The problem: Identify all lines of the data containing the string "Round" and copy them.

Items from a dataset:
============

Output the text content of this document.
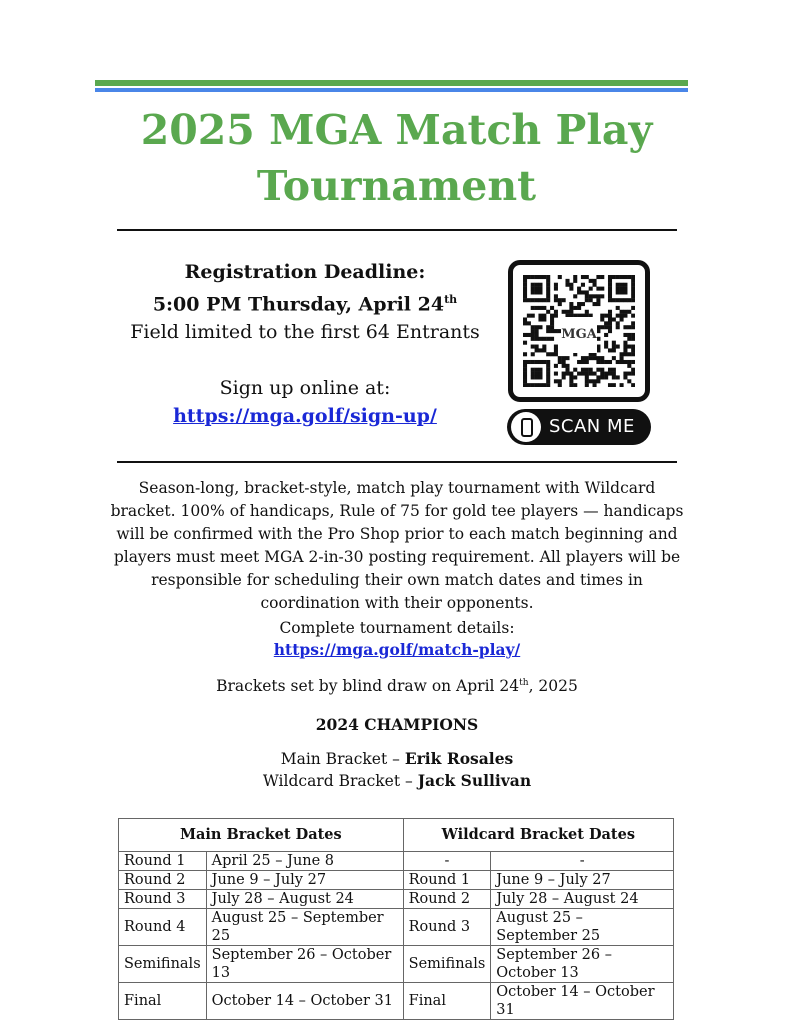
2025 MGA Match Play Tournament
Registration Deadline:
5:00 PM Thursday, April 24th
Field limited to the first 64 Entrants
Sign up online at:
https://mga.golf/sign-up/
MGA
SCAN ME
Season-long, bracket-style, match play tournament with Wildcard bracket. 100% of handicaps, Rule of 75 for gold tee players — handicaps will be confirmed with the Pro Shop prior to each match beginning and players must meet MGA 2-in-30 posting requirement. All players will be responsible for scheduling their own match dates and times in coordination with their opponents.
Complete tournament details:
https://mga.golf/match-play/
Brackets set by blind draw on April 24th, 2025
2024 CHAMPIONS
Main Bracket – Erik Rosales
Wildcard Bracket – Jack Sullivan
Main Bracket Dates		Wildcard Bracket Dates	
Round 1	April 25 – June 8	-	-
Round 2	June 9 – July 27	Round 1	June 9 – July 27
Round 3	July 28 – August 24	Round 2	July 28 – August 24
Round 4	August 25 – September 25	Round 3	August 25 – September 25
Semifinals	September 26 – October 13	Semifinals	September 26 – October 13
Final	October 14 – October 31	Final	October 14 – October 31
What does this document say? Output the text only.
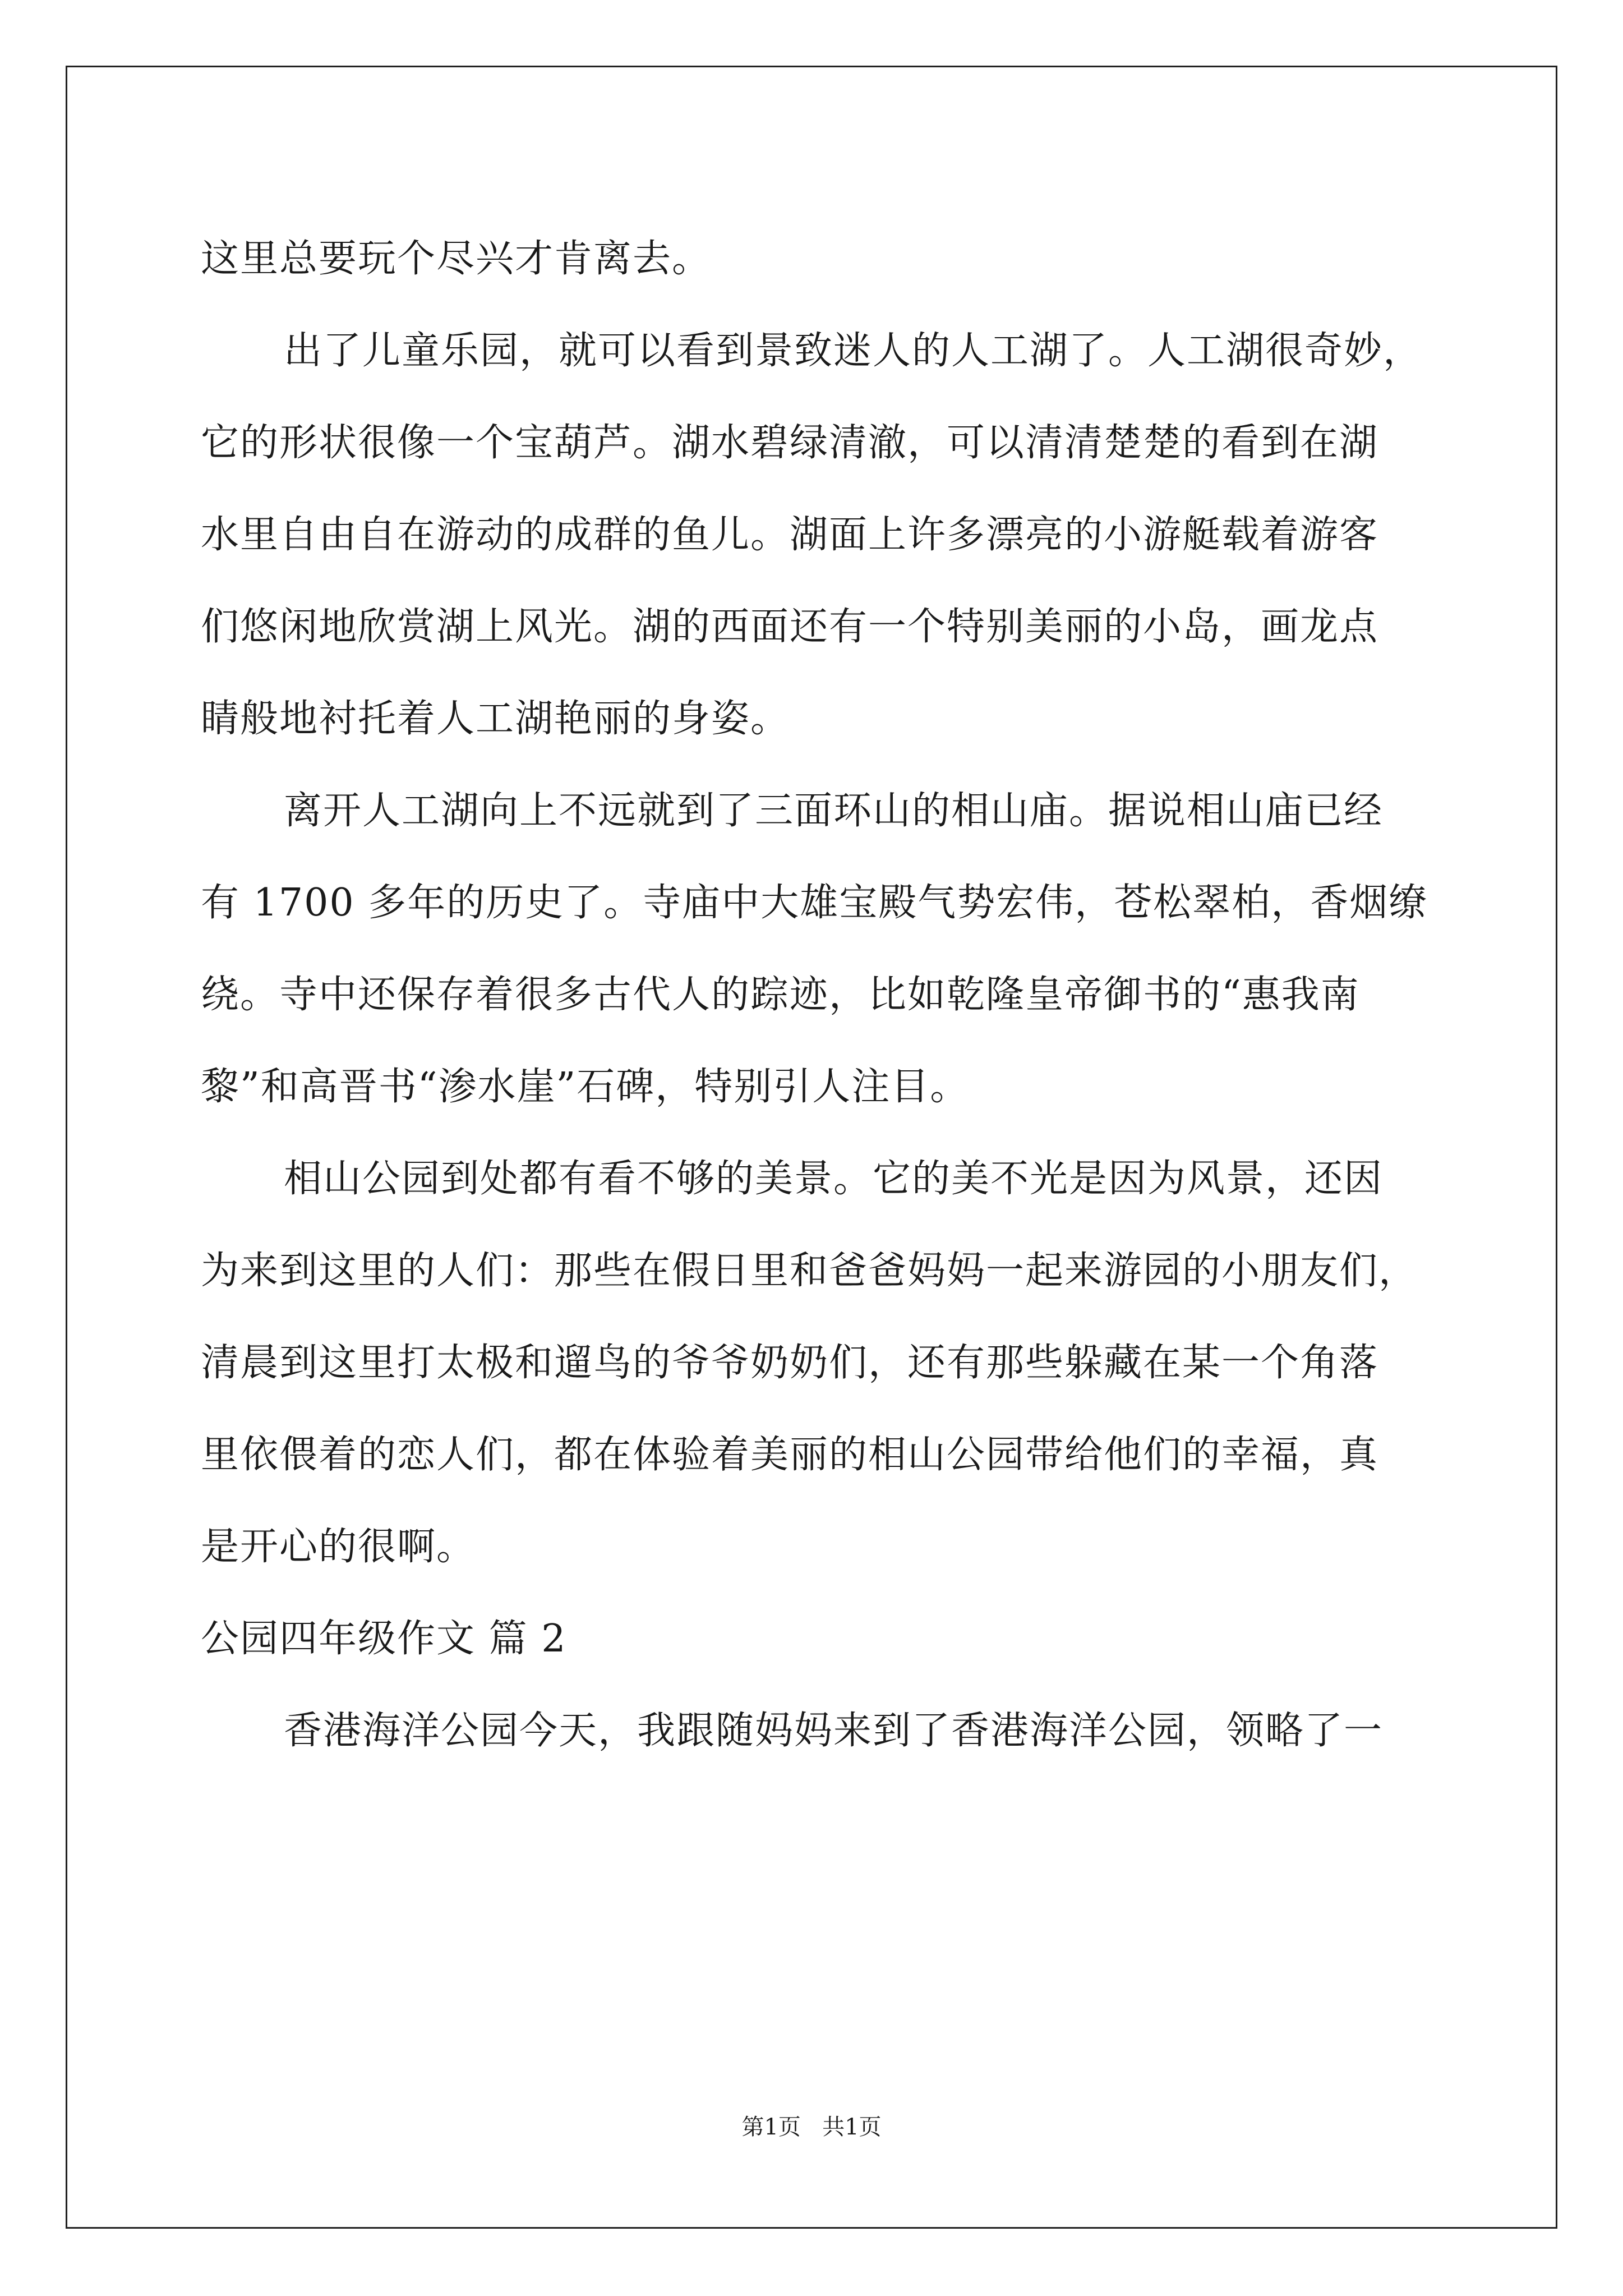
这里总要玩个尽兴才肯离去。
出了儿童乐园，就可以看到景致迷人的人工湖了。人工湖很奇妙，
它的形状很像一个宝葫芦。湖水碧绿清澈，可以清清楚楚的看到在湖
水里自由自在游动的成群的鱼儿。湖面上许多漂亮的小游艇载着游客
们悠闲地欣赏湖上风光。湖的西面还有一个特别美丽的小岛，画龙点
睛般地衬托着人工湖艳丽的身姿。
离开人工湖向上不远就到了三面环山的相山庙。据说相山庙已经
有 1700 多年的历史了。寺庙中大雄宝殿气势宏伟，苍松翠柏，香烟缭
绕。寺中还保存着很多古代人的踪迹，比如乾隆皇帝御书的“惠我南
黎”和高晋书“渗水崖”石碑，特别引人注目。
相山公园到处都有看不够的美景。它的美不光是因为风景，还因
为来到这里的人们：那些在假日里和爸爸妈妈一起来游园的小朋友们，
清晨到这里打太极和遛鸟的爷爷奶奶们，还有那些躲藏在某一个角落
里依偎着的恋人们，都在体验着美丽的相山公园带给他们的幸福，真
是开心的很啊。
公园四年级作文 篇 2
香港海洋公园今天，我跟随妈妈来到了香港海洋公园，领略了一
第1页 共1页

============

Correct response:
Round 1	April 25 – June 8	-	-
Round 2	June 9 – July 27	Round 1	June 9 – July 27
Round 3	July 28 – August 24	Round 2	July 28 – August 24
Round 4	August 25 – September 25	Round 3	August 25 – September 25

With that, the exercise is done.